Work instructions: Copy out the lines in the items verbatim, starting at the line that contains "401, 201, 430)" and stopping after the line that contains "92, 692, 113)".

══ Input ══

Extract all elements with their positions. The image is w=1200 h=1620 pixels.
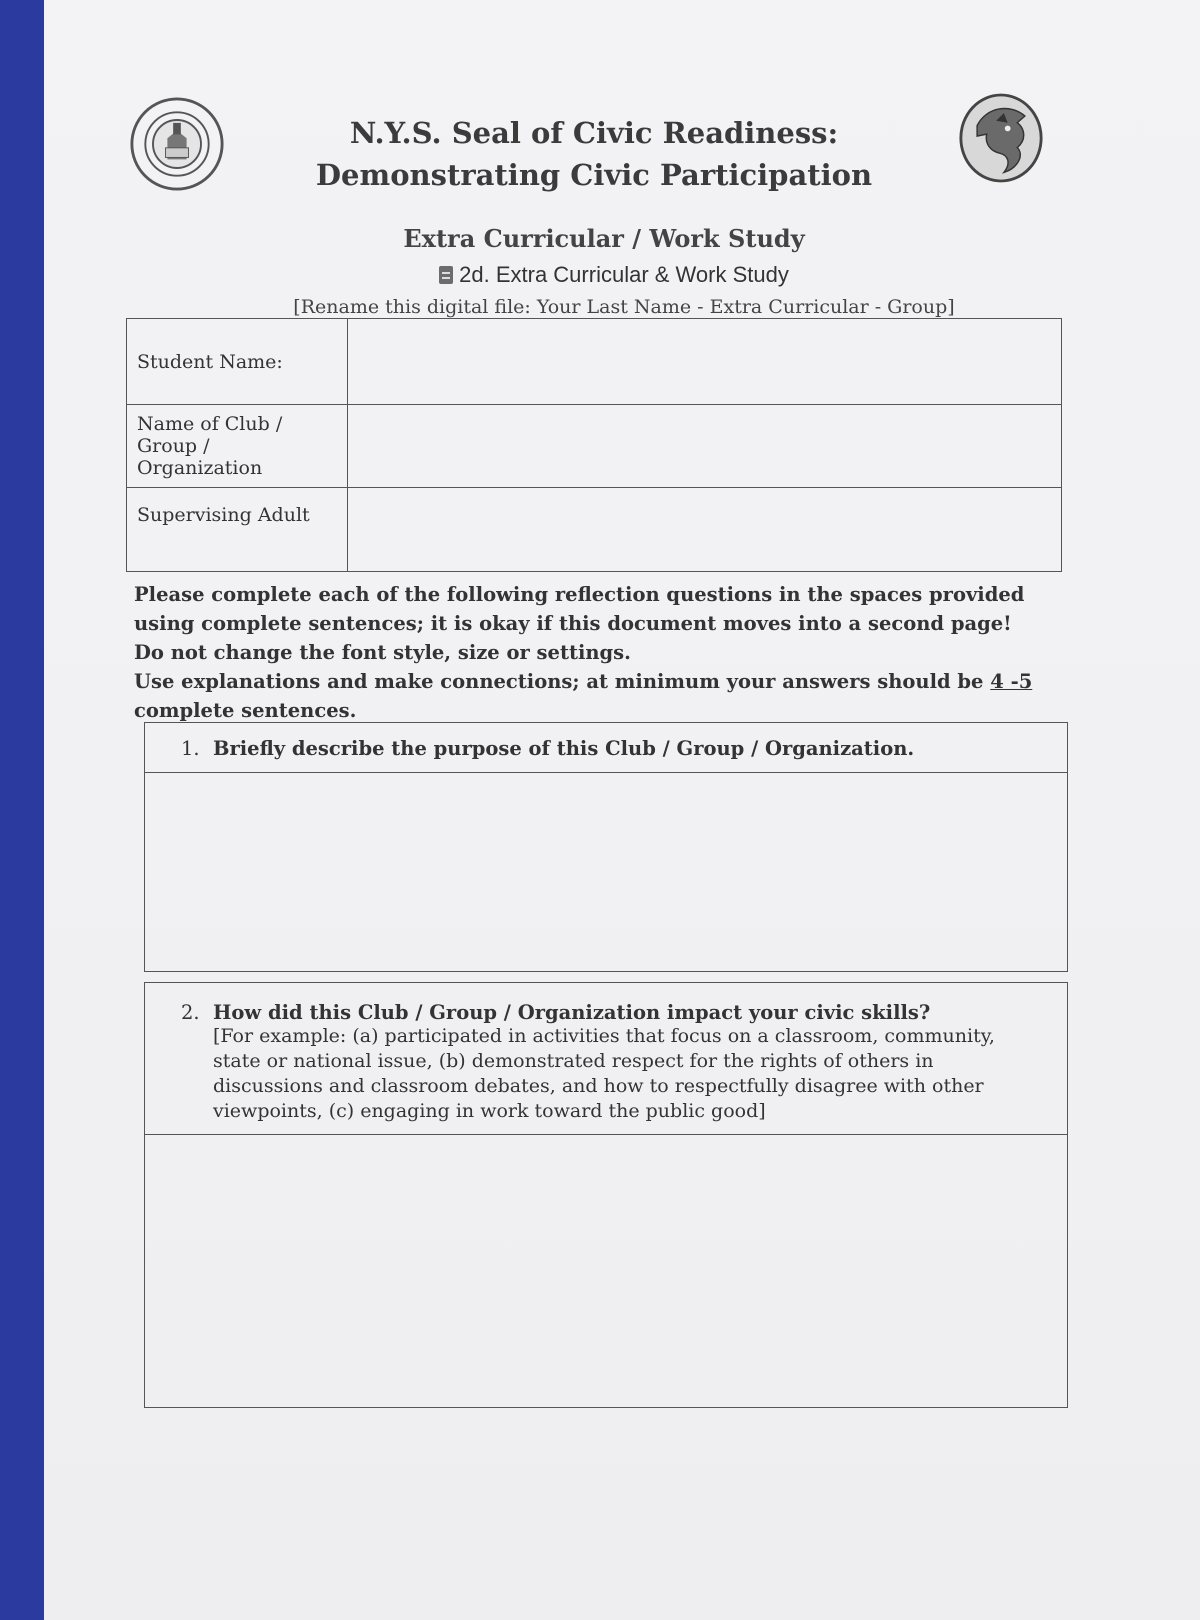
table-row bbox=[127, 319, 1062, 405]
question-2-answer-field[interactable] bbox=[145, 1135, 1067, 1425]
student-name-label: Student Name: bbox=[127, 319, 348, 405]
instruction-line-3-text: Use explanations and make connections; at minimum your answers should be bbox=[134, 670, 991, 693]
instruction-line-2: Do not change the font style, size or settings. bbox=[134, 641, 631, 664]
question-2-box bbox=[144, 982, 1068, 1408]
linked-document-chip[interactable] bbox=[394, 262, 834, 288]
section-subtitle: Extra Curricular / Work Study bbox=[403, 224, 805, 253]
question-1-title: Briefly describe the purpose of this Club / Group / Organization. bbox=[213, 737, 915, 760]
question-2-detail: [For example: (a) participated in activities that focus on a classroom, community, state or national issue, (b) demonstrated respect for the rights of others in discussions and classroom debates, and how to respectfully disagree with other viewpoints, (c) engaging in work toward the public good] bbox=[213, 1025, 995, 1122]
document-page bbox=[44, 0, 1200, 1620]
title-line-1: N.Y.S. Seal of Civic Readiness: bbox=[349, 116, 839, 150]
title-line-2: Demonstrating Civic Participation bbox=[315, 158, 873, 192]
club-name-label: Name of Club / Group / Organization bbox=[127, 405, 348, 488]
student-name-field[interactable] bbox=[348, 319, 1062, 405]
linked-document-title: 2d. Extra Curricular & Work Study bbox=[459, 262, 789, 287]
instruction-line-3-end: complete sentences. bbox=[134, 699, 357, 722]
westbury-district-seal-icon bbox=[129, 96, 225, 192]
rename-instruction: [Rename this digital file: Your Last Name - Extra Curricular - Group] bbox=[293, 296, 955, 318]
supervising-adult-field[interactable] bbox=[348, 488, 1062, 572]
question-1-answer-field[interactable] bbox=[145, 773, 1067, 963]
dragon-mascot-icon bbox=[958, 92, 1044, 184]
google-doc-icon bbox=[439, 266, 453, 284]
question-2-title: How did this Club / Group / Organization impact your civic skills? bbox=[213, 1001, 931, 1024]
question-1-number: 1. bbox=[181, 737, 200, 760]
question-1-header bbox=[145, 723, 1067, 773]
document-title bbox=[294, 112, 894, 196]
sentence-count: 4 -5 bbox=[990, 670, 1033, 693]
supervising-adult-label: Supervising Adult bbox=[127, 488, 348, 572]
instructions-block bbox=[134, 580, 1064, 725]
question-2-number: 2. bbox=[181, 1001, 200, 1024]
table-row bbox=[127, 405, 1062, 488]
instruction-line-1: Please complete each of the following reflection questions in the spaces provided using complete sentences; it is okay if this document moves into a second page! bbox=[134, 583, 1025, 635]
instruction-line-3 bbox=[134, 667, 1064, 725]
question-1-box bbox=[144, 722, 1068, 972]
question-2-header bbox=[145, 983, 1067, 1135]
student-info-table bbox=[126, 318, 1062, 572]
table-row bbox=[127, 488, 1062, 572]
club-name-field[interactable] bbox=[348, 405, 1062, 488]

═══
══ Input ══

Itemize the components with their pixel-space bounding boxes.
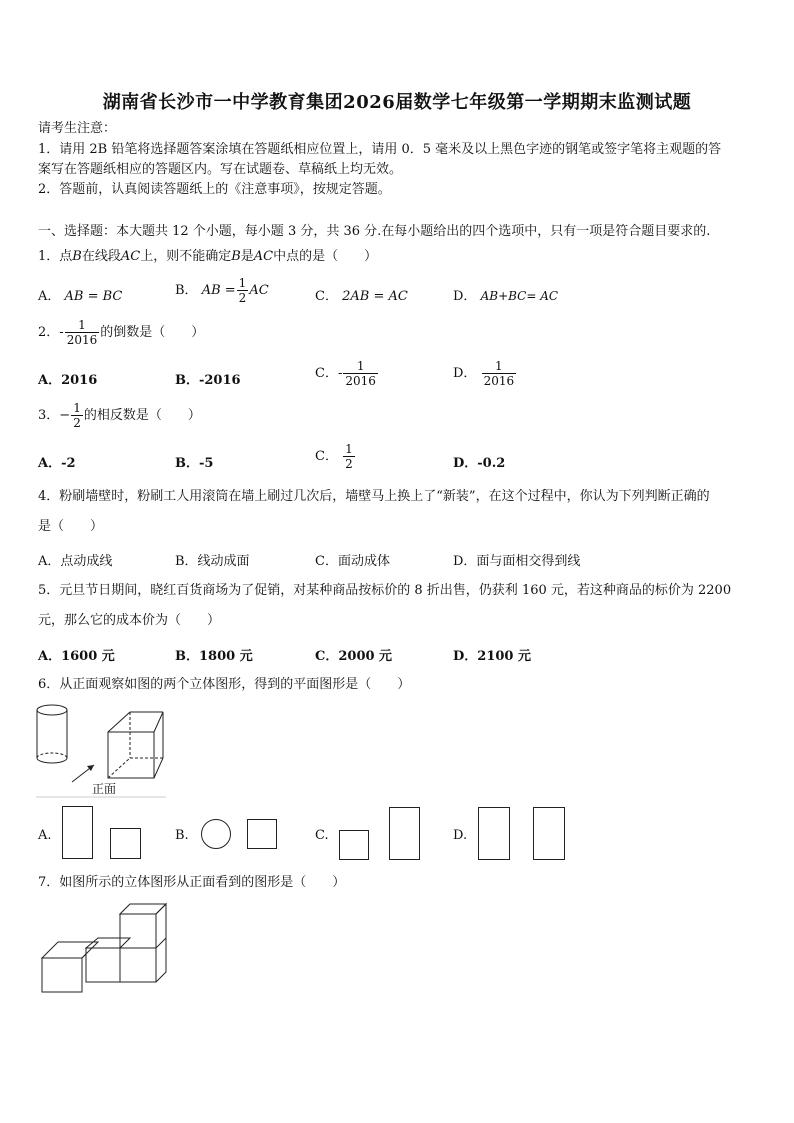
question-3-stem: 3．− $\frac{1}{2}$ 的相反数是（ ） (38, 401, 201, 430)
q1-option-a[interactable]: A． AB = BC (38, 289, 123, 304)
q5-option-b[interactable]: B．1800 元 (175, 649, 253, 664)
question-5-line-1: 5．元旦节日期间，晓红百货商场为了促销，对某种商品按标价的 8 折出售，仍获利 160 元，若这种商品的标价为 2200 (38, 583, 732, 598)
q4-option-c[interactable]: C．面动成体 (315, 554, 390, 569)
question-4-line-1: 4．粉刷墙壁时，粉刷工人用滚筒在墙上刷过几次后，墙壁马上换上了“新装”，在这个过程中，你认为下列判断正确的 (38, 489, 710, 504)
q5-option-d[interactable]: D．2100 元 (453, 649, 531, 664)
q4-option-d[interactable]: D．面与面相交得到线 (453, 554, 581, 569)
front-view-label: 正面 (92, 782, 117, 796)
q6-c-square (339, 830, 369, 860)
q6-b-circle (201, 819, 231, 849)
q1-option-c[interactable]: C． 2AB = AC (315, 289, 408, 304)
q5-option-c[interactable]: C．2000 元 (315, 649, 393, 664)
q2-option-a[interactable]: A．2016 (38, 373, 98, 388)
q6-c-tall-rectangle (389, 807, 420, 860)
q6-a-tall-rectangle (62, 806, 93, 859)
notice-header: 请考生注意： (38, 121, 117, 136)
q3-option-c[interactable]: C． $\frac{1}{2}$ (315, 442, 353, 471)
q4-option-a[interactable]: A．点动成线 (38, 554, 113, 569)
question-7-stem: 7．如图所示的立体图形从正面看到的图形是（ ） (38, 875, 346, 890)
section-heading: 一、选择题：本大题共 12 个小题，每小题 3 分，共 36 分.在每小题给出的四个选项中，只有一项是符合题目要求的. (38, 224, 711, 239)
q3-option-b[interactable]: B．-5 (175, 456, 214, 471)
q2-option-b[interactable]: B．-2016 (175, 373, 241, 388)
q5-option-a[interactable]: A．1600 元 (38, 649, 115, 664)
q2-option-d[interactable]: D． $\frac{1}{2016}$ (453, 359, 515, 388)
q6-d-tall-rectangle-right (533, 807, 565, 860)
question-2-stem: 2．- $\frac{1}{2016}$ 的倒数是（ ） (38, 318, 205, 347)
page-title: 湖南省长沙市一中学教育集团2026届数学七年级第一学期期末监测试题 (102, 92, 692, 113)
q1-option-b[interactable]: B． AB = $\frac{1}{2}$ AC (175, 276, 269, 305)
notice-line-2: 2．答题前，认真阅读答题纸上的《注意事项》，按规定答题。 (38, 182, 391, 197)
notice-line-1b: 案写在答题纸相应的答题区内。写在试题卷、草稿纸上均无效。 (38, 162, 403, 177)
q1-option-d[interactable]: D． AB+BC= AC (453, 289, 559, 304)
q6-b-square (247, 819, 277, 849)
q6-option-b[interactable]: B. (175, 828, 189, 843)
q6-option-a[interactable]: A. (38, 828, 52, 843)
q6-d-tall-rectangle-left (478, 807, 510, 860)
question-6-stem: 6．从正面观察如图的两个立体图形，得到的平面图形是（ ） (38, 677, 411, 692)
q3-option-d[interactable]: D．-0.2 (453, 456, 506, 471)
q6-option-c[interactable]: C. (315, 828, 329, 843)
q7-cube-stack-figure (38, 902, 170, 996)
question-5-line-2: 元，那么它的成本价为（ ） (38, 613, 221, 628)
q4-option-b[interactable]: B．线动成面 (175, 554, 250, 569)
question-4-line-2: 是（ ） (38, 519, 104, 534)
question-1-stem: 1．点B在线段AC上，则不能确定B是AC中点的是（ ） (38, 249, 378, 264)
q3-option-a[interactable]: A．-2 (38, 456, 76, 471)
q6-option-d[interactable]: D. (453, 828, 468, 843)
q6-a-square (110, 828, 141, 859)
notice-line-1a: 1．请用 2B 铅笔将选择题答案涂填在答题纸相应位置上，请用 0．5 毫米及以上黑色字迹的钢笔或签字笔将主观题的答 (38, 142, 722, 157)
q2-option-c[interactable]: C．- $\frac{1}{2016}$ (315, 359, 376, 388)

═══

Response to this task:
question-3-stem: 3．− $\frac{1}{2}$ 的相反数是（ ） (38, 401, 201, 430)
q1-option-a[interactable]: A． AB = BC (38, 289, 123, 304)
q5-option-b[interactable]: B．1800 元 (175, 649, 253, 664)
question-5-line-1: 5．元旦节日期间，晓红百货商场为了促销，对某种商品按标价的 8 折出售，仍获利 160 元，若这种商品的标价为 2200 (38, 583, 732, 598)
q4-option-c[interactable]: C．面动成体 (315, 554, 390, 569)
question-4-line-1: 4．粉刷墙壁时，粉刷工人用滚筒在墙上刷过几次后，墙壁马上换上了“新装”，在这个过程中，你认为下列判断正确的 (38, 489, 710, 504)
q5-option-d[interactable]: D．2100 元 (453, 649, 531, 664)
q4-option-d[interactable]: D．面与面相交得到线 (453, 554, 581, 569)
front-view-label: 正面 (92, 782, 117, 796)
q6-c-square (339, 830, 369, 860)
q6-b-circle (201, 819, 231, 849)
q1-option-c[interactable]: C． 2AB = AC (315, 289, 408, 304)
q5-option-c[interactable]: C．2000 元 (315, 649, 393, 664)
q2-option-a[interactable]: A．2016 (38, 373, 98, 388)
q6-c-tall-rectangle (389, 807, 420, 860)
q6-a-tall-rectangle (62, 806, 93, 859)
notice-header: 请考生注意： (38, 121, 117, 136)
q3-option-c[interactable]: C． $\frac{1}{2}$ (315, 442, 353, 471)
q4-option-a[interactable]: A．点动成线 (38, 554, 113, 569)
question-7-stem: 7．如图所示的立体图形从正面看到的图形是（ ） (38, 875, 346, 890)
section-heading: 一、选择题：本大题共 12 个小题，每小题 3 分，共 36 分.在每小题给出的四个选项中，只有一项是符合题目要求的. (38, 224, 711, 239)
q3-option-b[interactable]: B．-5 (175, 456, 214, 471)
q2-option-b[interactable]: B．-2016 (175, 373, 241, 388)
q5-option-a[interactable]: A．1600 元 (38, 649, 115, 664)
q2-option-d[interactable]: D． $\frac{1}{2016}$ (453, 359, 515, 388)
q6-d-tall-rectangle-right (533, 807, 565, 860)
question-2-stem: 2．- $\frac{1}{2016}$ 的倒数是（ ） (38, 318, 205, 347)
page-title: 湖南省长沙市一中学教育集团2026届数学七年级第一学期期末监测试题 (102, 92, 692, 113)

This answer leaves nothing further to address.